# Would this make an acceptable component switch?



## Kamakzie (Jan 8, 2004)

I saw this on eBay and I want to replace a switch I am using now with this one mainly because it has remote capabilities. Should this cut the mustard with no picture degradation?

http://cgi.ebay.com/4-2-COMPONENT-V...ryZ73390QQrdZ1QQcmdZViewItem#ebayphotohosting

Thanks for any help you can provide.


----------



## phox_mulder (Feb 23, 2006)

2 output seems a little overkill, unless that's a feature you need.

I got this one, 3 input 1 ouput, switches component video, digital audio (toslink) and stereo audio,
and remote control or front panel switching.

**EXCERPTED RECORDS**
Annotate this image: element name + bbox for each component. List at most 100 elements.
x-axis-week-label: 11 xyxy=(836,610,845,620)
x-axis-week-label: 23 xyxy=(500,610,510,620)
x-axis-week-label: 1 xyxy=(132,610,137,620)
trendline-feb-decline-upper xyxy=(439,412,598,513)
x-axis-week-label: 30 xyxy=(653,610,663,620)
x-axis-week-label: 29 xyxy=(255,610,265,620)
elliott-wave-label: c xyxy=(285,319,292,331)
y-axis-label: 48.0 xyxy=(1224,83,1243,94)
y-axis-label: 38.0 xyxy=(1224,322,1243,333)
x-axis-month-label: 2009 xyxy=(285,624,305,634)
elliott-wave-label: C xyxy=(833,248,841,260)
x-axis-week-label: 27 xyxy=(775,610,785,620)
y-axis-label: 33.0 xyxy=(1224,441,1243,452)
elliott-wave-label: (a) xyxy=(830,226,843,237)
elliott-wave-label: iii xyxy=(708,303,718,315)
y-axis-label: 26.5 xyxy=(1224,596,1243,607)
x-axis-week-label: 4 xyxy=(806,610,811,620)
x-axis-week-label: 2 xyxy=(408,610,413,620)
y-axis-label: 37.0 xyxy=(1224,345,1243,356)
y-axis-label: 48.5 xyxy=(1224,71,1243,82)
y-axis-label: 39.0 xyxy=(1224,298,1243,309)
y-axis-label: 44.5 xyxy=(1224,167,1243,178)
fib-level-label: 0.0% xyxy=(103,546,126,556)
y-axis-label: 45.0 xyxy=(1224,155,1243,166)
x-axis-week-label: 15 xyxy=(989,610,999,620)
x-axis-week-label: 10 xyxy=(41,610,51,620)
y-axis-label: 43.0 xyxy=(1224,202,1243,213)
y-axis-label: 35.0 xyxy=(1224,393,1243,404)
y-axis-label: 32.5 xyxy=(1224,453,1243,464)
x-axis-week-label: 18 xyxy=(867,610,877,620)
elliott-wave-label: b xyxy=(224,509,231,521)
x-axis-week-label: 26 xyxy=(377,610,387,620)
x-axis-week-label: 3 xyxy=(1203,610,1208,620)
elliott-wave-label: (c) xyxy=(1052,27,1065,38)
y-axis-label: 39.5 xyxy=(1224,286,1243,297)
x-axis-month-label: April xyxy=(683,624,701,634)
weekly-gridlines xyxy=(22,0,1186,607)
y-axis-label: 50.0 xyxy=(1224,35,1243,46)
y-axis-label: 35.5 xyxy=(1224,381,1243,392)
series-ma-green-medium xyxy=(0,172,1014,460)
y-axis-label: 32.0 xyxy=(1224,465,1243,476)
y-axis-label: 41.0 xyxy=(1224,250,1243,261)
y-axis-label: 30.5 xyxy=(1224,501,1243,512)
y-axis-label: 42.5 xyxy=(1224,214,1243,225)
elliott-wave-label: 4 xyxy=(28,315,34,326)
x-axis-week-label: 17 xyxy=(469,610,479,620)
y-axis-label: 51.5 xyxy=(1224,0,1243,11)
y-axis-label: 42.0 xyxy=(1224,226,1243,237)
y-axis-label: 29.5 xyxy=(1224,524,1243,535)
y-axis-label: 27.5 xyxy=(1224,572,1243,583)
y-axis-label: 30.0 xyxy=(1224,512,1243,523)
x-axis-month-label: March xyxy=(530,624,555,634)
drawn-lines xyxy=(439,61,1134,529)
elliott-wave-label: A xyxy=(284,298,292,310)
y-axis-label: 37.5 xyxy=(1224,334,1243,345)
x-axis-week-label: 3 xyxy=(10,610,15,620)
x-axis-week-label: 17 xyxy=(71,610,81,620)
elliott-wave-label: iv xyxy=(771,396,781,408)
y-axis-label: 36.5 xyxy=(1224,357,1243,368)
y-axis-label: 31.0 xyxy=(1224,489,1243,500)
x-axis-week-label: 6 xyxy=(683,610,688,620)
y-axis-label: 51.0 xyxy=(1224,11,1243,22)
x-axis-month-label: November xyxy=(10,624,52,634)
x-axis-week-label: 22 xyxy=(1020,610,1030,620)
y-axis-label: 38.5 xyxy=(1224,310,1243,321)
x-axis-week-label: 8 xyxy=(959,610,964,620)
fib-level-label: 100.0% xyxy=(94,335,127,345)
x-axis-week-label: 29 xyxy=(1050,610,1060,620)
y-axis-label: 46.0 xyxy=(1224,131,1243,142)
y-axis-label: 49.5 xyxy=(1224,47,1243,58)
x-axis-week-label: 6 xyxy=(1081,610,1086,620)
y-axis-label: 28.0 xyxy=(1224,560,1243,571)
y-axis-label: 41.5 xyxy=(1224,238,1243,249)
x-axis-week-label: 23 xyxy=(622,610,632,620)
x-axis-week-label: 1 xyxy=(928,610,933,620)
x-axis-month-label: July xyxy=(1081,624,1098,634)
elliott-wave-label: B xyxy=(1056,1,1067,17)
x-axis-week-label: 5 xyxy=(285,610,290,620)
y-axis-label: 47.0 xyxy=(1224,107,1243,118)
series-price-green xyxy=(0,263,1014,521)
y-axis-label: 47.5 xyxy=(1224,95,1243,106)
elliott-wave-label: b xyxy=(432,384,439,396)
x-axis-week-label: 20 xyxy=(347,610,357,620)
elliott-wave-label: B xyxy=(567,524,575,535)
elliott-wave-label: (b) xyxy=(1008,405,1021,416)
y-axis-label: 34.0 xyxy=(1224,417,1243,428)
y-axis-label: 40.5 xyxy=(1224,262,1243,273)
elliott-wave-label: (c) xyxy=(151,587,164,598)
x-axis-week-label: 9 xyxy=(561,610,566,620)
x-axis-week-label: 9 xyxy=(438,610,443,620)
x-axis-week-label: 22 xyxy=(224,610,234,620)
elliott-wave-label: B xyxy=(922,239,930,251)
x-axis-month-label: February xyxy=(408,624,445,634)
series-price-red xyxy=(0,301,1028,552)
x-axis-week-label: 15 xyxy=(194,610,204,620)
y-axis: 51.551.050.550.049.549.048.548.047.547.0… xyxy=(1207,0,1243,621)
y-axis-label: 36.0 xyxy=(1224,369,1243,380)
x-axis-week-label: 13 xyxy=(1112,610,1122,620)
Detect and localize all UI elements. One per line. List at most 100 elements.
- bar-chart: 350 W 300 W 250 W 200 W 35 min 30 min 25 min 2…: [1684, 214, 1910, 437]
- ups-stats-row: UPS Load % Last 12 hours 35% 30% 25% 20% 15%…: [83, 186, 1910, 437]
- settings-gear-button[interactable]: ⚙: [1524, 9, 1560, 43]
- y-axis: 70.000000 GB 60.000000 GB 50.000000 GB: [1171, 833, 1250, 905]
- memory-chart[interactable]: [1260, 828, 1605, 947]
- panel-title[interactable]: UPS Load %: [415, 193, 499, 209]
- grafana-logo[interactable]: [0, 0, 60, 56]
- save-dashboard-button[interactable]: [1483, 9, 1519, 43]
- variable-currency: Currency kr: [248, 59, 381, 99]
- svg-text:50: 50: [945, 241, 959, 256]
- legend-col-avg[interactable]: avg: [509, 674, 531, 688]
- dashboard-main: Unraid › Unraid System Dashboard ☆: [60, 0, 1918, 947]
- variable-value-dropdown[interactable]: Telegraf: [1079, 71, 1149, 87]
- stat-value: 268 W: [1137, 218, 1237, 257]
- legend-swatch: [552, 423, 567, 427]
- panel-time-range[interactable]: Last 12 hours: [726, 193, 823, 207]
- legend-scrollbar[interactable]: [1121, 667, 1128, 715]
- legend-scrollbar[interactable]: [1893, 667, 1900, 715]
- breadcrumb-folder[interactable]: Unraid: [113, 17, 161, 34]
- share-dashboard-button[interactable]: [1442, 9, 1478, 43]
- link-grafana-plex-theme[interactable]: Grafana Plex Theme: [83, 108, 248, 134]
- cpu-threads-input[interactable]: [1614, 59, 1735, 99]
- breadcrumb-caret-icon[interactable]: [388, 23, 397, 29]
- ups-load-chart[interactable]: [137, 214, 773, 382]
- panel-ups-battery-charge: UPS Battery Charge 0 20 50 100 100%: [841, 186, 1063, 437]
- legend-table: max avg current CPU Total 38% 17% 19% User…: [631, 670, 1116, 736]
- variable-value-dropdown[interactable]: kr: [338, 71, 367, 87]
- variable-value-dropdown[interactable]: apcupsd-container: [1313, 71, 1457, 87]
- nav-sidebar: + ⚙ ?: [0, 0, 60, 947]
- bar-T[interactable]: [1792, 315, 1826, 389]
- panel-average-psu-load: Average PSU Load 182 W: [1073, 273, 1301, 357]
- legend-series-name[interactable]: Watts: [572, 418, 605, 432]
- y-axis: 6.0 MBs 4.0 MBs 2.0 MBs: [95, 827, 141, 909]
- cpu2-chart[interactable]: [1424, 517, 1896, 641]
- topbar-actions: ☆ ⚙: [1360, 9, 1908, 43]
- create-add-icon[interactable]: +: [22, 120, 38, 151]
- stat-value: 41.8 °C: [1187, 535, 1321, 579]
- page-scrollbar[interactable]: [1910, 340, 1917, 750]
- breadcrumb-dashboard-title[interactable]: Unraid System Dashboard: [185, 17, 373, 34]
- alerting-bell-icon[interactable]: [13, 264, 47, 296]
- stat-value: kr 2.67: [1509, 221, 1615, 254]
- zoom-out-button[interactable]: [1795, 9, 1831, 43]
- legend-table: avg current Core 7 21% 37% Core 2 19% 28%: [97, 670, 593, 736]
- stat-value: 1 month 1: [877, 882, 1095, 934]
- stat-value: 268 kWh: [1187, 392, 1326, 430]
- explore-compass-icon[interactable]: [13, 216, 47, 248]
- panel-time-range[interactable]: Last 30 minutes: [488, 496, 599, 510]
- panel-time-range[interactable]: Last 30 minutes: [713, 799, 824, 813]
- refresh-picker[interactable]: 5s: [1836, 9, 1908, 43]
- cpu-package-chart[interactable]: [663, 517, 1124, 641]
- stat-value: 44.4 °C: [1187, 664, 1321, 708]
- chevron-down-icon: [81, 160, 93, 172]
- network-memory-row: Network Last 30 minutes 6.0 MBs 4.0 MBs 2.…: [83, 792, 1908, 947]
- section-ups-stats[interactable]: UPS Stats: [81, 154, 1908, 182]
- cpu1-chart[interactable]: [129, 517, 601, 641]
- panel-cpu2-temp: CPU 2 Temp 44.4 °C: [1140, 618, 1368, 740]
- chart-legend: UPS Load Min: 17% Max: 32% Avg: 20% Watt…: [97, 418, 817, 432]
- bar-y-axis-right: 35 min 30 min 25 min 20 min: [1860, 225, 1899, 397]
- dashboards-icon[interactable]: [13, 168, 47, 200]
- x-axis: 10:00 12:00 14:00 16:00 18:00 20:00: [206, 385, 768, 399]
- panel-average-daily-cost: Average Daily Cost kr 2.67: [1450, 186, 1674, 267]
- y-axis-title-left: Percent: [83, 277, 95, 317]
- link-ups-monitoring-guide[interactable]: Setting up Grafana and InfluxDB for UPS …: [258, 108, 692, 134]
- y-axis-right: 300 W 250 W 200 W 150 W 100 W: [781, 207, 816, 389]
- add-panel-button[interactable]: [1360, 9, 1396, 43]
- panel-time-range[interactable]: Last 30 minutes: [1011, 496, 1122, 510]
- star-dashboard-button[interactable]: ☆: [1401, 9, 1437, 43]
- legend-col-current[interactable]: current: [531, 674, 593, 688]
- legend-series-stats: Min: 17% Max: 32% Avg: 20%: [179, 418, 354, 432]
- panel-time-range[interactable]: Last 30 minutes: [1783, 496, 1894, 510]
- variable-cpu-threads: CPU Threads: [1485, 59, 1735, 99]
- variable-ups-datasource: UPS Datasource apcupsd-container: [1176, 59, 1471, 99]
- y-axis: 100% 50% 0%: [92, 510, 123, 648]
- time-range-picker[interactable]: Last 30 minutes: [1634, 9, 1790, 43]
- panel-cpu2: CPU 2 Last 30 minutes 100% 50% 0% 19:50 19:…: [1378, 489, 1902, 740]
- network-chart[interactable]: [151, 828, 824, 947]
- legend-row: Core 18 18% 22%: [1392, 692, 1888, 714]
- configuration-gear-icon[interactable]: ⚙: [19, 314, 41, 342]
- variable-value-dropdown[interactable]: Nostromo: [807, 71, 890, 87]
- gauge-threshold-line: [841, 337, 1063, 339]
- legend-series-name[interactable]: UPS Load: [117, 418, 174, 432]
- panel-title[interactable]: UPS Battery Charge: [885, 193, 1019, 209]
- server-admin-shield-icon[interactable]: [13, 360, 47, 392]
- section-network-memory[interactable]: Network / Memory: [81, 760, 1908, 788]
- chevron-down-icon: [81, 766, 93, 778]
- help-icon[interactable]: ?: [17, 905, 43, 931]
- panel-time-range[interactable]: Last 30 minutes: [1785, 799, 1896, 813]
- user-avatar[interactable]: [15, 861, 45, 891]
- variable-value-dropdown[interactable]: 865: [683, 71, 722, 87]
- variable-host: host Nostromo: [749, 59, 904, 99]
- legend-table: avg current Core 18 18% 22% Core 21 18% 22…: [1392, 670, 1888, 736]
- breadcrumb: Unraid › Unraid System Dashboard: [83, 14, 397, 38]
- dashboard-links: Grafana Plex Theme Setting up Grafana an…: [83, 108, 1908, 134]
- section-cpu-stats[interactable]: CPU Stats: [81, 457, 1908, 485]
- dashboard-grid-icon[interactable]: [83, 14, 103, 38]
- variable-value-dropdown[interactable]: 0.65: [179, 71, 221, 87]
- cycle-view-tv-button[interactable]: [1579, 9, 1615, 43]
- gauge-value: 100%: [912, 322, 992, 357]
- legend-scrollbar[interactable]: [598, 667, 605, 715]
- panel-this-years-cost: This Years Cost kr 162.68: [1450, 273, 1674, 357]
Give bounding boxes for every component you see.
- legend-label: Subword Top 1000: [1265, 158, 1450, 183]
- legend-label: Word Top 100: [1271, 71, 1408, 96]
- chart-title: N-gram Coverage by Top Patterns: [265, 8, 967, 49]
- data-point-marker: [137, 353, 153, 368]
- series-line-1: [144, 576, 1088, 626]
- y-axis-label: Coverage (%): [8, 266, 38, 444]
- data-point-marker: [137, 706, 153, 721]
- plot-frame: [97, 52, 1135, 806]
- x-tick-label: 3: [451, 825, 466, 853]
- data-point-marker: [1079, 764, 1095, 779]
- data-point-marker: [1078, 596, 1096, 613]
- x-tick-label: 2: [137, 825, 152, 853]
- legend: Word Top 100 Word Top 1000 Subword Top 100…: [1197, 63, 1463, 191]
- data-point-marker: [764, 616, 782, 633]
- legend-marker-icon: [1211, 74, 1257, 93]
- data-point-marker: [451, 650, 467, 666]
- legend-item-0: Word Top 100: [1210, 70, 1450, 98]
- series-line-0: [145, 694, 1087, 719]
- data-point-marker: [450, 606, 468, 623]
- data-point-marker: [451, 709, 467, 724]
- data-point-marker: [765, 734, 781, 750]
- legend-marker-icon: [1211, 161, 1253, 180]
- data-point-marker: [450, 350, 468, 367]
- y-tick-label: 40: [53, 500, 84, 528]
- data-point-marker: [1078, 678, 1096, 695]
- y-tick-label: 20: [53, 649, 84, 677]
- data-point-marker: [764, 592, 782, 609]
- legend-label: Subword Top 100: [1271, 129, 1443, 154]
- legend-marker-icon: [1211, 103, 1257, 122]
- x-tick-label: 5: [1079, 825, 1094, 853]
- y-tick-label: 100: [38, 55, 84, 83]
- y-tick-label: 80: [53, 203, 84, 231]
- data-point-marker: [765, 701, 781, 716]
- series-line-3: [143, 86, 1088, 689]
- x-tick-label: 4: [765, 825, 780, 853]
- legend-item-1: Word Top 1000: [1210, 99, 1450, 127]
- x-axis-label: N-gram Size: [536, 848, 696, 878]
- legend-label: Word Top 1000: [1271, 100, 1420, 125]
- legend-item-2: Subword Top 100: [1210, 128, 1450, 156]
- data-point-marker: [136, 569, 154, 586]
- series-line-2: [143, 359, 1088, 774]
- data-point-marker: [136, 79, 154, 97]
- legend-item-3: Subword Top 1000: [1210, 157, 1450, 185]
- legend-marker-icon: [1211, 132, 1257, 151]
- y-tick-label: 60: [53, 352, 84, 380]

**JOB 1**
List every kind of signal that phox_mulder's switch handles, according to the component switch thread.
**JOB 2**
Why does Kamakzie want to replace the switch currently in use, according to the component switch thread?
**JOB 3**
Pick up the component switch thread after its last sentence and write the next part.

**EXERCISE ANSWER 1**
- Component video
- Digital audio (toslink)
- Stereo audio

**EXERCISE ANSWER 2**
Kamakzie wants to replace the current switch with the one seen on eBay mainly because the new one has remote capabilities.

**EXERCISE ANSWER 3**
http://www.impactacoustics.com/product.asp?cat_id=1002&sku=40324

A little cheaper than the one you're looking at, and no ebay required, got it from here, cheaper than direct from the manufacturer
http://www.printsavings.com/G55430IM-discount-CABLES+TO+GO-40324--3+PLAY-TOSLINK-3X.aspx

Oh, and it's also fairly thin, so it sits right on top of the Tivo in the entertainment center perfectly.

phox


----------



## Kamakzie (Jan 8, 2004)

Well I want one with at least 4 inputs. I have a HD Tivo, PS2 and DVD right now. So I want at least one port free for future use.


----------



## phox_mulder (Feb 23, 2006)

Gotcha.


phox


----------



## qposner (Sep 28, 2003)

Stay away from the Rat Shack switcher with remote. The thing responds to WAY to many of my other Tivo and Receiver codes. I am about to ditch it.


----------



## Kamakzie (Jan 8, 2004)

qposner said:


> Stay away from the Rat Shack switcher with remote. The thing responds to WAY to many of my other Tivo and Receiver codes. I am about to ditch it.


So this one I linked at the top should be okay? I figure it's powered so it seems like it would do good.


----------



## A J Ricaud (Jun 25, 2002)

Excellent specs. and good price. Looks good.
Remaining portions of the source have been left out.